Data items:
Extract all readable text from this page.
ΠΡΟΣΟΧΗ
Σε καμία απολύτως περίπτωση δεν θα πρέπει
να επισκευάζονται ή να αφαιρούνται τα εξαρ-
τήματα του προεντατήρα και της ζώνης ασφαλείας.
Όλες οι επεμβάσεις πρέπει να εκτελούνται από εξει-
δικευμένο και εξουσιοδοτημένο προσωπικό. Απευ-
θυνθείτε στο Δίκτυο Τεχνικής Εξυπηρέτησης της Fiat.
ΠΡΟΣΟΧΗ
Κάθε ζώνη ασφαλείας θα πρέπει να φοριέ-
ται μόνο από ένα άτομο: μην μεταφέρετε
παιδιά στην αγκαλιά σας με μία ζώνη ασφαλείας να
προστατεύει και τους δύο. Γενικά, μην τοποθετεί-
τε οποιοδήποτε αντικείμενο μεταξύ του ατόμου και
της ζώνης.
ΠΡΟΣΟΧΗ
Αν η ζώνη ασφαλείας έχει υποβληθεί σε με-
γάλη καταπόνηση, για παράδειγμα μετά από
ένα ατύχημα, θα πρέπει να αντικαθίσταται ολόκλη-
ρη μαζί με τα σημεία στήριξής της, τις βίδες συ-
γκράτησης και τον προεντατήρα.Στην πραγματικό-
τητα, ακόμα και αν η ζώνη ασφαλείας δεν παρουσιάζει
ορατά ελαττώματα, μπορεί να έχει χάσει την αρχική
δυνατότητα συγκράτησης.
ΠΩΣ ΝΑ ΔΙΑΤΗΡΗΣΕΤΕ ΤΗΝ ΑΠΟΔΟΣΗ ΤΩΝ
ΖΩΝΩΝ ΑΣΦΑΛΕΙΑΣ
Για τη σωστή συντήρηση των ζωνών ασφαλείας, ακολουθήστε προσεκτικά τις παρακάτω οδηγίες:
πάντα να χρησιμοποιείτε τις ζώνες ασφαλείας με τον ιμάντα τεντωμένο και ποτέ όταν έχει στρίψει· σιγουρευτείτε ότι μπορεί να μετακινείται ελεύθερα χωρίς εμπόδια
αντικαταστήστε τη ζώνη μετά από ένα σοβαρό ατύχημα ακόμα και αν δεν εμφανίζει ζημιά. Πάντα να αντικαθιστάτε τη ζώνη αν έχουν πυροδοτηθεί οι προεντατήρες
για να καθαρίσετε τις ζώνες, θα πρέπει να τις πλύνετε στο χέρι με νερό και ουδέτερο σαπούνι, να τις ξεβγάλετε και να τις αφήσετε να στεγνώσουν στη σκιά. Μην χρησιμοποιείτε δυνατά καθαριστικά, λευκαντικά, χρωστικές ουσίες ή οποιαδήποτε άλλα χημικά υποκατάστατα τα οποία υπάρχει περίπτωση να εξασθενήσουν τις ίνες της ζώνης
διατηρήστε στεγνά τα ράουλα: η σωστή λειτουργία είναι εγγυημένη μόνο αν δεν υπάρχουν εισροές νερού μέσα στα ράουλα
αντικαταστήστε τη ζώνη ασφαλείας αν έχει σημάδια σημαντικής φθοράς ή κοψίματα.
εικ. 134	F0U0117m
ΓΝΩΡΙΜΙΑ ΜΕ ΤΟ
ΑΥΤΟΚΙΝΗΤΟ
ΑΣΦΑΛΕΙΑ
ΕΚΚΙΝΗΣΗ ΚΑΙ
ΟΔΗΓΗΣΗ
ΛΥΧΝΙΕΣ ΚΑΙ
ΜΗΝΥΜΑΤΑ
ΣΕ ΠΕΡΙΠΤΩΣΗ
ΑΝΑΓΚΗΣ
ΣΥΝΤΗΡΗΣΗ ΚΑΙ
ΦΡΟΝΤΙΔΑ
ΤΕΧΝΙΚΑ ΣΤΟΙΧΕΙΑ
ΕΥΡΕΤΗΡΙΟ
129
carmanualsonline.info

Instruction:
Copy and report every line where the word "προεντατήρα" is present.

Reply to the task:
τήματα του προεντατήρα και της ζώνης ασφαλείας.
γκράτησης και τον προεντατήρα.Στην πραγματικό-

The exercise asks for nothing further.